Goal of the exercise: Look through the data below. Pick out the lines holding the string "type".

(Collected data entries)
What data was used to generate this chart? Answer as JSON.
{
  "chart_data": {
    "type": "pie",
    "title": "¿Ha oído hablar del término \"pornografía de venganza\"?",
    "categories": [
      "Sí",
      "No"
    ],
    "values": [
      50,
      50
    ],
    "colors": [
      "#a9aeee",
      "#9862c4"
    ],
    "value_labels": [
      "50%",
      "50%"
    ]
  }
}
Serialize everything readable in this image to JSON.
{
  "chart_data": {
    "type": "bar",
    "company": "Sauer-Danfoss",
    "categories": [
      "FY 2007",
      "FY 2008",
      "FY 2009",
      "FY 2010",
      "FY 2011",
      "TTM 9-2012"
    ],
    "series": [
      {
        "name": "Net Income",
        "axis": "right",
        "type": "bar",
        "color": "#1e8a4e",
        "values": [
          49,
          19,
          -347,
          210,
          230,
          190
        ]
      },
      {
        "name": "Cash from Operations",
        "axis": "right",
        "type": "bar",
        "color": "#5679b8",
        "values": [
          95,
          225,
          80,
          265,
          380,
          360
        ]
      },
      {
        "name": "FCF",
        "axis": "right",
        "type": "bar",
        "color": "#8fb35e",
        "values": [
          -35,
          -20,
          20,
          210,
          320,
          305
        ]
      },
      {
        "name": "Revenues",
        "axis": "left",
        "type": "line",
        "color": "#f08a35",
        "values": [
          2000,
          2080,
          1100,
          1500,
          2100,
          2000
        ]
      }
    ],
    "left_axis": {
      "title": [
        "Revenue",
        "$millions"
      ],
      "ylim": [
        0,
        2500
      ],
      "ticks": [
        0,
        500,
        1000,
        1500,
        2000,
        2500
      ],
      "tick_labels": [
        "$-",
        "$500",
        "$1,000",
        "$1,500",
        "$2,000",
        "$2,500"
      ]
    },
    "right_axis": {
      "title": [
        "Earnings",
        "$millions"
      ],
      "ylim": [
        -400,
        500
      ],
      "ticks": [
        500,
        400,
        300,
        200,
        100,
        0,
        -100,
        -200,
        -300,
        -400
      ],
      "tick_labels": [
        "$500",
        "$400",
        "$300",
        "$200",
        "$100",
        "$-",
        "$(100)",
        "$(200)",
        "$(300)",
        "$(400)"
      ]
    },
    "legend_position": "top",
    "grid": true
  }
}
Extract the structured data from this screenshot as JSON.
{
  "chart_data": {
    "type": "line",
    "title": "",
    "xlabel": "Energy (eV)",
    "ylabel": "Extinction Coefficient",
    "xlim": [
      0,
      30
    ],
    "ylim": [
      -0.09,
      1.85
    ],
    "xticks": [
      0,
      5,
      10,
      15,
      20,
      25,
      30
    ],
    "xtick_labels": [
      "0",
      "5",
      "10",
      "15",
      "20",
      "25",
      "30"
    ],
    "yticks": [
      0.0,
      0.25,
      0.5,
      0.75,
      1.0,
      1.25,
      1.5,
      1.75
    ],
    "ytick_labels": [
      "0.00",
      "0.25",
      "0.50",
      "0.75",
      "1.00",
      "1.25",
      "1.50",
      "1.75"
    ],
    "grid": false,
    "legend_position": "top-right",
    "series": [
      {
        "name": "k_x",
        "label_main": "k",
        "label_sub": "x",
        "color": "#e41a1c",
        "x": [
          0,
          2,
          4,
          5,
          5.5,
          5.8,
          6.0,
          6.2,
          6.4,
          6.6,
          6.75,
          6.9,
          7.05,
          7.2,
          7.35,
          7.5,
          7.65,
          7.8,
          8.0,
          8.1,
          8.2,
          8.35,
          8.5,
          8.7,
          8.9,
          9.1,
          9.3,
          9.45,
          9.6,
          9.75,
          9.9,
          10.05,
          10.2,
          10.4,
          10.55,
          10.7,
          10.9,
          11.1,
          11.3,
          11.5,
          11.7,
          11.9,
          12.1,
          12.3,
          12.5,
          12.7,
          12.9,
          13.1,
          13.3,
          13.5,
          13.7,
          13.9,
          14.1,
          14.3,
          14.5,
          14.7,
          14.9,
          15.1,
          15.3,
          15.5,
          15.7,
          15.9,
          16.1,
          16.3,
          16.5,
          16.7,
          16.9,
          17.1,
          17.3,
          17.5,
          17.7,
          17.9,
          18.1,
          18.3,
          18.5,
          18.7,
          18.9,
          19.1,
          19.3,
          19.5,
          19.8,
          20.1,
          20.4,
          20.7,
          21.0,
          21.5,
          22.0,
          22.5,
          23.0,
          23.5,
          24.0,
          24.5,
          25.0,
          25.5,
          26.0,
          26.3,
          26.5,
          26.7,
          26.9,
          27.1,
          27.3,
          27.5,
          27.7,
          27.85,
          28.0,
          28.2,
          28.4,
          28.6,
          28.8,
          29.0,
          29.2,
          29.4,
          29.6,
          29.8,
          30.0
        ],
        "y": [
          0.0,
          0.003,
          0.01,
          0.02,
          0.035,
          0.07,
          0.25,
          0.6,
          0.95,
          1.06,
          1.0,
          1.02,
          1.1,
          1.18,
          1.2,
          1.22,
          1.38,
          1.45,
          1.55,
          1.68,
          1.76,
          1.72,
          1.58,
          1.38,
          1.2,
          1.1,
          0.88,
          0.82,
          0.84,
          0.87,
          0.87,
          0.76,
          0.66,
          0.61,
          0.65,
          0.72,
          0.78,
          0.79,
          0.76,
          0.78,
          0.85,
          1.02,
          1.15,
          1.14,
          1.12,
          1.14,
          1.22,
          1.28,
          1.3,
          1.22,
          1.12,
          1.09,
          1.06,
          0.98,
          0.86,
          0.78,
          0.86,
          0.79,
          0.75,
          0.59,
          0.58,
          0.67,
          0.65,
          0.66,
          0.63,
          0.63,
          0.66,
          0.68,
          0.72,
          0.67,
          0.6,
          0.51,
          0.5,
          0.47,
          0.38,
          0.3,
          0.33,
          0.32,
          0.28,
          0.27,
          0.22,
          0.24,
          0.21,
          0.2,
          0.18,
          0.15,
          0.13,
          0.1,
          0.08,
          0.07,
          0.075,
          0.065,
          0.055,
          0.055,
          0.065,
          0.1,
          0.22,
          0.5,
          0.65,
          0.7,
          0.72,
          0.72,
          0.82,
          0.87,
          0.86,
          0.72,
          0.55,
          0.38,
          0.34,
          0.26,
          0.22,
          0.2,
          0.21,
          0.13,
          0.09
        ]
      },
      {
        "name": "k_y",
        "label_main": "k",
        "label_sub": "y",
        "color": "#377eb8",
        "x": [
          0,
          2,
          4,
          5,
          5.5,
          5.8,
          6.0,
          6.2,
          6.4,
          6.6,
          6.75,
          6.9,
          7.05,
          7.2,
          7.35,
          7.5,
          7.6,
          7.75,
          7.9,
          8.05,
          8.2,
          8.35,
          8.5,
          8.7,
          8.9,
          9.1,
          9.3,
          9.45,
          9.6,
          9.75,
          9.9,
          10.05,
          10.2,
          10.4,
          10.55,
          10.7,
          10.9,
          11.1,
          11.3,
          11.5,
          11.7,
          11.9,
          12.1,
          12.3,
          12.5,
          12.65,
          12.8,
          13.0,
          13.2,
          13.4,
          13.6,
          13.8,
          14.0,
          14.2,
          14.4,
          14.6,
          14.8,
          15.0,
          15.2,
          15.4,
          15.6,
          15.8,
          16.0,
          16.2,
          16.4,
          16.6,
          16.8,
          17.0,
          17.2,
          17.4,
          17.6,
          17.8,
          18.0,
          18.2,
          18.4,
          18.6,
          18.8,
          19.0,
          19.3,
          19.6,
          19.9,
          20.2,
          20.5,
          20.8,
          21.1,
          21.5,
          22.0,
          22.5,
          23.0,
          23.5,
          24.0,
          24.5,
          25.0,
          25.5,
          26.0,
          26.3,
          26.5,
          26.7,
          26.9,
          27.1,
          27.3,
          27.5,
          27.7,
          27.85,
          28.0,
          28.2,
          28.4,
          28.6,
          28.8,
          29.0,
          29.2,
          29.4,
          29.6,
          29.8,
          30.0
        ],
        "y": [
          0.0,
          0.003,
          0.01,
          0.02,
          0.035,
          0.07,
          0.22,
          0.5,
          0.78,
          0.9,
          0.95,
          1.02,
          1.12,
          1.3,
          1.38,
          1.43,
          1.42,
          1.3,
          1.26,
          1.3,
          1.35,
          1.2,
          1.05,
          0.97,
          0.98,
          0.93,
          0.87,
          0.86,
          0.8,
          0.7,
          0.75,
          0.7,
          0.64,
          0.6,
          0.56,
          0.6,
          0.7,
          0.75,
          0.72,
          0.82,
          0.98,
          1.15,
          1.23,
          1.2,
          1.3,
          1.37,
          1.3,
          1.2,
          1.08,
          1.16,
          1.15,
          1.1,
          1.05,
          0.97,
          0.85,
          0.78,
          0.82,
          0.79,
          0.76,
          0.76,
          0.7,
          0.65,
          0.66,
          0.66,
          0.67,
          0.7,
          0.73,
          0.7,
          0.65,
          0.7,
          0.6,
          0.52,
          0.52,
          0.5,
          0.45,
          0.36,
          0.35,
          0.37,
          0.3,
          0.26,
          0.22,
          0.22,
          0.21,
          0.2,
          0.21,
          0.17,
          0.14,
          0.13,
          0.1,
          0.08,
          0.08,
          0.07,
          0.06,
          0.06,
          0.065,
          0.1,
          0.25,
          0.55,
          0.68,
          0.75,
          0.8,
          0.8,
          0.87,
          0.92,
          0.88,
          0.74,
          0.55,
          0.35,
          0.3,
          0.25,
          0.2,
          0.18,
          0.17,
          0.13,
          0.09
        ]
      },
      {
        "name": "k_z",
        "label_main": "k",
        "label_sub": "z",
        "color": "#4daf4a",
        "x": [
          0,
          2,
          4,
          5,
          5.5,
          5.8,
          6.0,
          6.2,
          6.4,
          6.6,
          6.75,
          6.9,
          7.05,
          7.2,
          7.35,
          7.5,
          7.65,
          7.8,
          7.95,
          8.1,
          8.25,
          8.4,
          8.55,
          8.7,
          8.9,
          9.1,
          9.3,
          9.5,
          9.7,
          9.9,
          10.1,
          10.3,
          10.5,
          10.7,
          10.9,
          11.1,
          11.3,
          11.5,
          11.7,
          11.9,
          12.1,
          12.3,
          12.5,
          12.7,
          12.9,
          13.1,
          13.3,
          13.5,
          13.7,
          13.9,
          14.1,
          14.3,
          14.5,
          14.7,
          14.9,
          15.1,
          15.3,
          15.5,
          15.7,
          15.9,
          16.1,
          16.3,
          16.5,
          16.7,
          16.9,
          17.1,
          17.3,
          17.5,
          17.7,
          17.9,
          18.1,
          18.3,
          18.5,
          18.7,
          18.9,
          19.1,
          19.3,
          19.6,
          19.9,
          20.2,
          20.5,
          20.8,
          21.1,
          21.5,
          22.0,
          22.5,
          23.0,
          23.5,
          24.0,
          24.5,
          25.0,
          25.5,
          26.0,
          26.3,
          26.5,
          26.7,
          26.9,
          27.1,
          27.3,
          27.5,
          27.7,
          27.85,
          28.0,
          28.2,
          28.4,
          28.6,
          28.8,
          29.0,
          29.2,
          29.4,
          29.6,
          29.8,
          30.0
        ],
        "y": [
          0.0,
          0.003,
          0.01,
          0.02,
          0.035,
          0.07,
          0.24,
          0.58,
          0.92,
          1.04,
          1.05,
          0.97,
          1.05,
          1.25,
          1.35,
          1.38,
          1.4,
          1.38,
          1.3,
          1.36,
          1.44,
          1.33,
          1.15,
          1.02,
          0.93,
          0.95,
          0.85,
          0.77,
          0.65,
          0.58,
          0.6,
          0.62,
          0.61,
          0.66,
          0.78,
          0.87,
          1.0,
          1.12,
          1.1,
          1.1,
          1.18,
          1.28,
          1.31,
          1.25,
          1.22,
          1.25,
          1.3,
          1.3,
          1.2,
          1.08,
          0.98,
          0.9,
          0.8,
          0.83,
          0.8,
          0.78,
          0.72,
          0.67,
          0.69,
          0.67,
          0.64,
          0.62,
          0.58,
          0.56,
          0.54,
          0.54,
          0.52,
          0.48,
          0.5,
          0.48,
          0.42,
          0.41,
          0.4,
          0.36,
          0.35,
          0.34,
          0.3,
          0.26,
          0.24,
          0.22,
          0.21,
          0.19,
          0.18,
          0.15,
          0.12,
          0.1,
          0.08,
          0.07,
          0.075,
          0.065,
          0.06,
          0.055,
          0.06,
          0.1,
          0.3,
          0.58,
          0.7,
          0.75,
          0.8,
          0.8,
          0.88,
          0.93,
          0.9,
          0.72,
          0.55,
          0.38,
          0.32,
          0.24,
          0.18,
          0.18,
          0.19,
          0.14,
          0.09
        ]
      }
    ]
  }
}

Answer for the task:
    "type": "pie",
    "type": "bar",
        "type": "bar",
        "type": "bar",
        "type": "bar",
        "type": "line",
    "type": "line",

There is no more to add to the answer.